━━ EXERCISE MATERIALS

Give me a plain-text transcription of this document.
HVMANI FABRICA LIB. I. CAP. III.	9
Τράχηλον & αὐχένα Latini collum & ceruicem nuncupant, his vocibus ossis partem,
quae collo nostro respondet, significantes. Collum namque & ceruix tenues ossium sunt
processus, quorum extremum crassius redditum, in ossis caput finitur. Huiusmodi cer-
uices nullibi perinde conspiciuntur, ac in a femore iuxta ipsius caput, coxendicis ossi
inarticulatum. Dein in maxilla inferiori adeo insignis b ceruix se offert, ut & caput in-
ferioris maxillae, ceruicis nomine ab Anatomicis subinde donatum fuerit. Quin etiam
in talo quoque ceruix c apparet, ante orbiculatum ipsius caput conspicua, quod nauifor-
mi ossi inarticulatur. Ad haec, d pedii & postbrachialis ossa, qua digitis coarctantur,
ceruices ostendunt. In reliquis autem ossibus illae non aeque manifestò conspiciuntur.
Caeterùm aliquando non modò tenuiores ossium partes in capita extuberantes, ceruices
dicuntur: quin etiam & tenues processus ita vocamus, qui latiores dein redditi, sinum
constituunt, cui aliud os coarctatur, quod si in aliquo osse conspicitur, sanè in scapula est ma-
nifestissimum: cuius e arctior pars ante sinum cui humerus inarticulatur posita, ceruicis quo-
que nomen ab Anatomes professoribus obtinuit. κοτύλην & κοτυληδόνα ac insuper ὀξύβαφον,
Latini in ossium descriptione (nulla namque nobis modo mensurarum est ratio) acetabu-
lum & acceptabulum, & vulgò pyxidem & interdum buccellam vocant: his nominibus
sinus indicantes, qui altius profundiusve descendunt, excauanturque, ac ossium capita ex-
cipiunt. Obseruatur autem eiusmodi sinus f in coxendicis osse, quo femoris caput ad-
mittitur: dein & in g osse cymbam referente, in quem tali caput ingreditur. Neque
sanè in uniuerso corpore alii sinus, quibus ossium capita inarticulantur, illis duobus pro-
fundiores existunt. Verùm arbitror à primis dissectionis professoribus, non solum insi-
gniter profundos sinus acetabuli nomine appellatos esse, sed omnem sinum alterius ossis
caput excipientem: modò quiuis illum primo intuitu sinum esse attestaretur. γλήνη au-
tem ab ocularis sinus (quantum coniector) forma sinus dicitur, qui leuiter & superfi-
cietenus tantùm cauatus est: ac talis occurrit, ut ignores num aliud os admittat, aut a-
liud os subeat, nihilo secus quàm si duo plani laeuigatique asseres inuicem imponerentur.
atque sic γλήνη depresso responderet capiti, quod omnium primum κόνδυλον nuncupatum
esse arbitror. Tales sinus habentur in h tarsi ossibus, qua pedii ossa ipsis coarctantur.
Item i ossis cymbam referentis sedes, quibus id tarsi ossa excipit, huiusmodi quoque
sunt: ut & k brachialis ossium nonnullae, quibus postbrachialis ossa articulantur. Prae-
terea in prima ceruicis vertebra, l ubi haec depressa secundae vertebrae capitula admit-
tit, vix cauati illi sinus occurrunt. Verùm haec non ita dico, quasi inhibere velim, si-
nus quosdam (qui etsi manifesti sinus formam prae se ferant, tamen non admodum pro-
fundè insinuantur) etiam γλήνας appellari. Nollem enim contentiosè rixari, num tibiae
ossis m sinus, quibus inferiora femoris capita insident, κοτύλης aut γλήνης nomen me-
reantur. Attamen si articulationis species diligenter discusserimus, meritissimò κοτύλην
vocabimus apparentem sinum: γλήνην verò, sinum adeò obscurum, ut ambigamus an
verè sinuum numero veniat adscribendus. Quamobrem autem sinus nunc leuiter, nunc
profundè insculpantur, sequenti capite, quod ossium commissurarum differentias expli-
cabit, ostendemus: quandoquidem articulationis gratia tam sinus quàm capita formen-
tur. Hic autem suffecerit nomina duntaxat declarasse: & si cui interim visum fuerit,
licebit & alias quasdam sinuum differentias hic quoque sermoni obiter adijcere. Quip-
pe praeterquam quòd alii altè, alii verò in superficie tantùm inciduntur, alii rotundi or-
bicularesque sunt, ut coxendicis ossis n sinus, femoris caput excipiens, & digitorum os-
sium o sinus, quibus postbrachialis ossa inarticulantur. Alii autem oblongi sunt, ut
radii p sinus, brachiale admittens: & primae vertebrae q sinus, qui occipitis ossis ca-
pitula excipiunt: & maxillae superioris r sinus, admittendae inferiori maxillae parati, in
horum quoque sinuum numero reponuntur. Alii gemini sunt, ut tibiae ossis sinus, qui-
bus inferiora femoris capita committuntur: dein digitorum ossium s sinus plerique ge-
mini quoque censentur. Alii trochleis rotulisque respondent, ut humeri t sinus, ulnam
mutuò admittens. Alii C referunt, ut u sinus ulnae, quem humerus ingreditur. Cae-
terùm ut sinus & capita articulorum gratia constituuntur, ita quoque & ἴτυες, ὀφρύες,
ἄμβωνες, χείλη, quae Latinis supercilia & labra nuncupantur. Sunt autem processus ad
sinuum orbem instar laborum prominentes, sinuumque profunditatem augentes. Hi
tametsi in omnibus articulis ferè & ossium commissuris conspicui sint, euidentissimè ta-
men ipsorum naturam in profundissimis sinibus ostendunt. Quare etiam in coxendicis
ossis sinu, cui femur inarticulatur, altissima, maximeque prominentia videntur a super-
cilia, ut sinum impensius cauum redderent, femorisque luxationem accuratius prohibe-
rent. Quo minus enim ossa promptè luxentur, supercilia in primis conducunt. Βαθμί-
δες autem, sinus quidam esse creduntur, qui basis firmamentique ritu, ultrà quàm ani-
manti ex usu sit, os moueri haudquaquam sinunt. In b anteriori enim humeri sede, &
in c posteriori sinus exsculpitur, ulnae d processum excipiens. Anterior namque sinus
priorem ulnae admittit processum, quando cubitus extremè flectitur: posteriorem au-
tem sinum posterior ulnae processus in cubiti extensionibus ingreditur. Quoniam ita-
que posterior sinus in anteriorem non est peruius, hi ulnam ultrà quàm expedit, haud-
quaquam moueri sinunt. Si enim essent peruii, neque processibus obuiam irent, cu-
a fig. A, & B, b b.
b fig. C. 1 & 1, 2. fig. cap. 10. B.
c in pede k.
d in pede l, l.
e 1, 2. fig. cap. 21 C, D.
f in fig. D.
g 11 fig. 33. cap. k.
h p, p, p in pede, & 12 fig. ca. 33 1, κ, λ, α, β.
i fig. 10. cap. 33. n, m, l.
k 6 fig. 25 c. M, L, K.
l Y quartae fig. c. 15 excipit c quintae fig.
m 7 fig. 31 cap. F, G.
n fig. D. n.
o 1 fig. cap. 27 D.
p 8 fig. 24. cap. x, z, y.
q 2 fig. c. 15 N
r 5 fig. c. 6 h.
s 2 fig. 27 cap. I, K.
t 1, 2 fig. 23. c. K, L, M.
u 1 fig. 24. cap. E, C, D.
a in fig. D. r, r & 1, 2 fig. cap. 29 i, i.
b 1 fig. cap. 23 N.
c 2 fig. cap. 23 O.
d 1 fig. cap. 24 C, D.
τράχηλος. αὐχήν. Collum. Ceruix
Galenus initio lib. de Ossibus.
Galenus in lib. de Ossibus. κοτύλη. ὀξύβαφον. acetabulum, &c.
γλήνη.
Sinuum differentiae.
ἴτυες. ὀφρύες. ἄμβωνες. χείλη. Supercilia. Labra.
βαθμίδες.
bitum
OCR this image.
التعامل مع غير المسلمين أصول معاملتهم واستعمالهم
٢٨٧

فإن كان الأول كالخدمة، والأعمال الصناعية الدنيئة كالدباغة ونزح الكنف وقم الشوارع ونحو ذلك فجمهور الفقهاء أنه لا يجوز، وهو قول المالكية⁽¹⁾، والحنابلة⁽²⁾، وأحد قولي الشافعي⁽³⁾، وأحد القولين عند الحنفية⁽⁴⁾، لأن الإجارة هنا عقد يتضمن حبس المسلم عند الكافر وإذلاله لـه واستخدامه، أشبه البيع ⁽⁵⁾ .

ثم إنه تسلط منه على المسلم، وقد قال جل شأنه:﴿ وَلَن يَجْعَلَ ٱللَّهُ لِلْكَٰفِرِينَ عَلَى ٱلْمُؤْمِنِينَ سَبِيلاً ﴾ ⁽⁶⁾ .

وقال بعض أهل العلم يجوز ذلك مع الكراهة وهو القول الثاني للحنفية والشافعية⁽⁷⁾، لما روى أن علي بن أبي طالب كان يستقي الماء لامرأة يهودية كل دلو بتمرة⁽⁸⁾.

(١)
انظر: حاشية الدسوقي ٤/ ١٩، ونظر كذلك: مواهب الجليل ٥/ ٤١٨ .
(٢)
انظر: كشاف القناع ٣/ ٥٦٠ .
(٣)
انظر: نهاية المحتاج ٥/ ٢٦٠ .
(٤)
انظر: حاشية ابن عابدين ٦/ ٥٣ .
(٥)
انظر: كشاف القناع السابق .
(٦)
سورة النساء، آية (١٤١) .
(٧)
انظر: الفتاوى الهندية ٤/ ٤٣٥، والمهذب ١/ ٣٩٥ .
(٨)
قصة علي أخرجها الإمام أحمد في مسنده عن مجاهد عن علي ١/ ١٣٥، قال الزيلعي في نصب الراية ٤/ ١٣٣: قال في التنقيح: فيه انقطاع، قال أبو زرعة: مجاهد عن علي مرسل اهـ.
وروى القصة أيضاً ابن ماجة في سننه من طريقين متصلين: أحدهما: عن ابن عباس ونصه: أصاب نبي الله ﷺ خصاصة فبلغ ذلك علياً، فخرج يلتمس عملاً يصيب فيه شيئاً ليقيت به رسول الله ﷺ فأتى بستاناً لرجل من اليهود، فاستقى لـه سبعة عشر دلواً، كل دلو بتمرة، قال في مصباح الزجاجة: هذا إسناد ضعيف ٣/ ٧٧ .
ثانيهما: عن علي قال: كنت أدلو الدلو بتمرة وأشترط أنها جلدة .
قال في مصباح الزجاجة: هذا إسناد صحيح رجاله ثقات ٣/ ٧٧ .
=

━━━━

EXERCISE TASK: Work out the number of lines above that include the string "this" and write only that number.

TASK OUTPUT: 2